__The problem__
Will you print every one of the entries below verbatim, keeping each line unchanged?

__Records provided__
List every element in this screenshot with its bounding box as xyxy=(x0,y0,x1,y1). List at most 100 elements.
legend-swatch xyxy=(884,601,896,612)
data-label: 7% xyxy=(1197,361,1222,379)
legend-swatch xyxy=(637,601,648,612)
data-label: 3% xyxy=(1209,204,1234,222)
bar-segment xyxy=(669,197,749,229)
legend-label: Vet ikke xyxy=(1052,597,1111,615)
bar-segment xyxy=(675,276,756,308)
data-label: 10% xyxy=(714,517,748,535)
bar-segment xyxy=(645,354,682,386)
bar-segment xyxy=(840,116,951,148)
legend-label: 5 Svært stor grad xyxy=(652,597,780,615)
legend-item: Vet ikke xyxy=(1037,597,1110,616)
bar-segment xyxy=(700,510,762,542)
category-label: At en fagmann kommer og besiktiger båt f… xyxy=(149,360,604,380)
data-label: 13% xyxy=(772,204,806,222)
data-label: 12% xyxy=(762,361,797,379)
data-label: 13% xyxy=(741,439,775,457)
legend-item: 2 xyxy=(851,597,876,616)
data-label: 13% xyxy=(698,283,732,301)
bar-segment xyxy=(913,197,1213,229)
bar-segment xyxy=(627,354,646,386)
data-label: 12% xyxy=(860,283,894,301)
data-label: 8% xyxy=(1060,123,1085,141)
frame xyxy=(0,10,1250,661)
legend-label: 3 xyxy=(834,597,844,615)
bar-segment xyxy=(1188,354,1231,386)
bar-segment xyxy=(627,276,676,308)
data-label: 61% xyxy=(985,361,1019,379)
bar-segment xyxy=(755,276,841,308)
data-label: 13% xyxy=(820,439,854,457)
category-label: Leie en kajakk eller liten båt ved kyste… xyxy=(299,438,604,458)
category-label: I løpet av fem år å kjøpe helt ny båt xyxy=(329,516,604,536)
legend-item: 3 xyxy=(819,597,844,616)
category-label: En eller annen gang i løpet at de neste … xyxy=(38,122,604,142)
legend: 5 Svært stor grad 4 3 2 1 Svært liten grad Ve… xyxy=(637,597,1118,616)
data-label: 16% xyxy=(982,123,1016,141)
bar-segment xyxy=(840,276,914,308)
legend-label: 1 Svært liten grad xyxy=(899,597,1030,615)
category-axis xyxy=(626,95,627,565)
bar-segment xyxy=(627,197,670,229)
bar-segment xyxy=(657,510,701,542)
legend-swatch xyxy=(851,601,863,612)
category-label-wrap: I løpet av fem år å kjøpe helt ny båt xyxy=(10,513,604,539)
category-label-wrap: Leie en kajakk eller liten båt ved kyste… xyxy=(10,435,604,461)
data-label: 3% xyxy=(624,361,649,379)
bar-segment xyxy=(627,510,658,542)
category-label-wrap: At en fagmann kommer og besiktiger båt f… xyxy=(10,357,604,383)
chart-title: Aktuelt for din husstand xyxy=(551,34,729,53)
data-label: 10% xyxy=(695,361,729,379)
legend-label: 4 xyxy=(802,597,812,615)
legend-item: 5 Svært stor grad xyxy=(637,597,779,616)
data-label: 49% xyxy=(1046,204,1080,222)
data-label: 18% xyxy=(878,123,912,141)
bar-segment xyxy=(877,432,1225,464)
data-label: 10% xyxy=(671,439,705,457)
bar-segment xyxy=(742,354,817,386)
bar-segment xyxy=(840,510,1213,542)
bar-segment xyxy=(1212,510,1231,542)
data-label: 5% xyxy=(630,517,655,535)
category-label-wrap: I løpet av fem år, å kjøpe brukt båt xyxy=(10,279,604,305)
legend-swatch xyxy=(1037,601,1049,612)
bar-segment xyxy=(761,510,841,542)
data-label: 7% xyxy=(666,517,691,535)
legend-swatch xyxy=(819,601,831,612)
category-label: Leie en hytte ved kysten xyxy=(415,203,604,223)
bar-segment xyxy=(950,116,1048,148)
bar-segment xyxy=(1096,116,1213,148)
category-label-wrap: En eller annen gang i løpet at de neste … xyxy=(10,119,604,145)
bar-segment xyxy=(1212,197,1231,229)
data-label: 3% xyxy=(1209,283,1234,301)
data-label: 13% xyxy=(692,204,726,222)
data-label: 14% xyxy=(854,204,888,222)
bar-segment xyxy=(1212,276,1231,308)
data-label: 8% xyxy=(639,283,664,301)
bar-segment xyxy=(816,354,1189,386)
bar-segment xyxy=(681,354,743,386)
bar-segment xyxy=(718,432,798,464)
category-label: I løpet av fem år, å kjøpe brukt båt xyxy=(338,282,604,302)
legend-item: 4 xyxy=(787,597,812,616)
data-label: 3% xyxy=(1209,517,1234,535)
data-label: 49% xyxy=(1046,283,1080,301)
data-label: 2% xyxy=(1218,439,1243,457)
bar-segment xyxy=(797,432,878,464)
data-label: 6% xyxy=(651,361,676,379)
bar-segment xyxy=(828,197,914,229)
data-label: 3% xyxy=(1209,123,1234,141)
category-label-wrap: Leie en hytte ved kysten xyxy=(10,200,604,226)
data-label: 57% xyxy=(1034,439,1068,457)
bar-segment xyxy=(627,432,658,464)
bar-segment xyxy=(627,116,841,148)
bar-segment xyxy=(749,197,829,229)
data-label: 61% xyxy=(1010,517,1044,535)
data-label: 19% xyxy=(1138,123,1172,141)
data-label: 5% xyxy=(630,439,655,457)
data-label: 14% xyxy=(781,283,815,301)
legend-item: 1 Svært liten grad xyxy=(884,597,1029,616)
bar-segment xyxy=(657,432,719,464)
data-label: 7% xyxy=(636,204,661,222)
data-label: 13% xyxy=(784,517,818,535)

__Answer to the exercise__
List every element in this screenshot with its bounding box as xyxy=(x0,y0,x1,y1). List at most 100 elements.
legend-swatch xyxy=(884,601,896,612)
data-label: 7% xyxy=(1197,361,1222,379)
legend-swatch xyxy=(637,601,648,612)
data-label: 3% xyxy=(1209,204,1234,222)
bar-segment xyxy=(669,197,749,229)
legend-label: Vet ikke xyxy=(1052,597,1111,615)
bar-segment xyxy=(675,276,756,308)
data-label: 10% xyxy=(714,517,748,535)
bar-segment xyxy=(645,354,682,386)
bar-segment xyxy=(840,116,951,148)
legend-label: 5 Svært stor grad xyxy=(652,597,780,615)
legend-item: Vet ikke xyxy=(1037,597,1110,616)
bar-segment xyxy=(700,510,762,542)
category-label: At en fagmann kommer og besiktiger båt f… xyxy=(149,360,604,380)
data-label: 13% xyxy=(772,204,806,222)
data-label: 12% xyxy=(762,361,797,379)
data-label: 13% xyxy=(741,439,775,457)
legend-item: 2 xyxy=(851,597,876,616)
data-label: 13% xyxy=(698,283,732,301)
bar-segment xyxy=(913,197,1213,229)
bar-segment xyxy=(627,354,646,386)
data-label: 12% xyxy=(860,283,894,301)
data-label: 8% xyxy=(1060,123,1085,141)
frame xyxy=(0,10,1250,661)
legend-label: 3 xyxy=(834,597,844,615)
bar-segment xyxy=(1188,354,1231,386)
bar-segment xyxy=(627,276,676,308)
data-label: 61% xyxy=(985,361,1019,379)
bar-segment xyxy=(755,276,841,308)
data-label: 13% xyxy=(820,439,854,457)
category-label: Leie en kajakk eller liten båt ved kyste… xyxy=(299,438,604,458)
category-label: I løpet av fem år å kjøpe helt ny båt xyxy=(329,516,604,536)
legend-item: 3 xyxy=(819,597,844,616)
category-label: En eller annen gang i løpet at de neste … xyxy=(38,122,604,142)
legend: 5 Svært stor grad 4 3 2 1 Svært liten grad Ve… xyxy=(637,597,1118,616)
data-label: 16% xyxy=(982,123,1016,141)
bar-segment xyxy=(840,276,914,308)
legend-label: 1 Svært liten grad xyxy=(899,597,1030,615)
category-axis xyxy=(626,95,627,565)
bar-segment xyxy=(627,197,670,229)
bar-segment xyxy=(657,510,701,542)
legend-swatch xyxy=(851,601,863,612)
category-label-wrap: I løpet av fem år å kjøpe helt ny båt xyxy=(10,513,604,539)
category-label-wrap: Leie en kajakk eller liten båt ved kyste… xyxy=(10,435,604,461)
data-label: 3% xyxy=(624,361,649,379)
bar-segment xyxy=(627,510,658,542)
category-label-wrap: At en fagmann kommer og besiktiger båt f… xyxy=(10,357,604,383)
chart-title: Aktuelt for din husstand xyxy=(551,34,729,53)
data-label: 10% xyxy=(695,361,729,379)
legend-label: 4 xyxy=(802,597,812,615)
legend-item: 5 Svært stor grad xyxy=(637,597,779,616)
data-label: 49% xyxy=(1046,204,1080,222)
data-label: 18% xyxy=(878,123,912,141)
bar-segment xyxy=(877,432,1225,464)
data-label: 10% xyxy=(671,439,705,457)
bar-segment xyxy=(742,354,817,386)
bar-segment xyxy=(840,510,1213,542)
bar-segment xyxy=(1212,510,1231,542)
data-label: 5% xyxy=(630,517,655,535)
category-label-wrap: I løpet av fem år, å kjøpe brukt båt xyxy=(10,279,604,305)
legend-swatch xyxy=(1037,601,1049,612)
bar-segment xyxy=(761,510,841,542)
data-label: 7% xyxy=(666,517,691,535)
legend-swatch xyxy=(819,601,831,612)
category-label: Leie en hytte ved kysten xyxy=(415,203,604,223)
bar-segment xyxy=(950,116,1048,148)
bar-segment xyxy=(1096,116,1213,148)
category-label-wrap: En eller annen gang i løpet at de neste … xyxy=(10,119,604,145)
bar-segment xyxy=(1212,197,1231,229)
data-label: 3% xyxy=(1209,283,1234,301)
data-label: 13% xyxy=(692,204,726,222)
data-label: 14% xyxy=(854,204,888,222)
bar-segment xyxy=(1212,276,1231,308)
data-label: 8% xyxy=(639,283,664,301)
bar-segment xyxy=(816,354,1189,386)
bar-segment xyxy=(681,354,743,386)
bar-segment xyxy=(718,432,798,464)
category-label: I løpet av fem år, å kjøpe brukt båt xyxy=(338,282,604,302)
legend-item: 4 xyxy=(787,597,812,616)
data-label: 3% xyxy=(1209,517,1234,535)
data-label: 49% xyxy=(1046,283,1080,301)
data-label: 2% xyxy=(1218,439,1243,457)
bar-segment xyxy=(797,432,878,464)
data-label: 6% xyxy=(651,361,676,379)
bar-segment xyxy=(828,197,914,229)
data-label: 3% xyxy=(1209,123,1234,141)
category-label-wrap: Leie en hytte ved kysten xyxy=(10,200,604,226)
data-label: 57% xyxy=(1034,439,1068,457)
bar-segment xyxy=(627,432,658,464)
bar-segment xyxy=(627,116,841,148)
bar-segment xyxy=(749,197,829,229)
data-label: 61% xyxy=(1010,517,1044,535)
data-label: 19% xyxy=(1138,123,1172,141)
data-label: 5% xyxy=(630,439,655,457)
data-label: 14% xyxy=(781,283,815,301)
legend-item: 1 Svært liten grad xyxy=(884,597,1029,616)
bar-segment xyxy=(657,432,719,464)
data-label: 7% xyxy=(636,204,661,222)
data-label: 13% xyxy=(784,517,818,535)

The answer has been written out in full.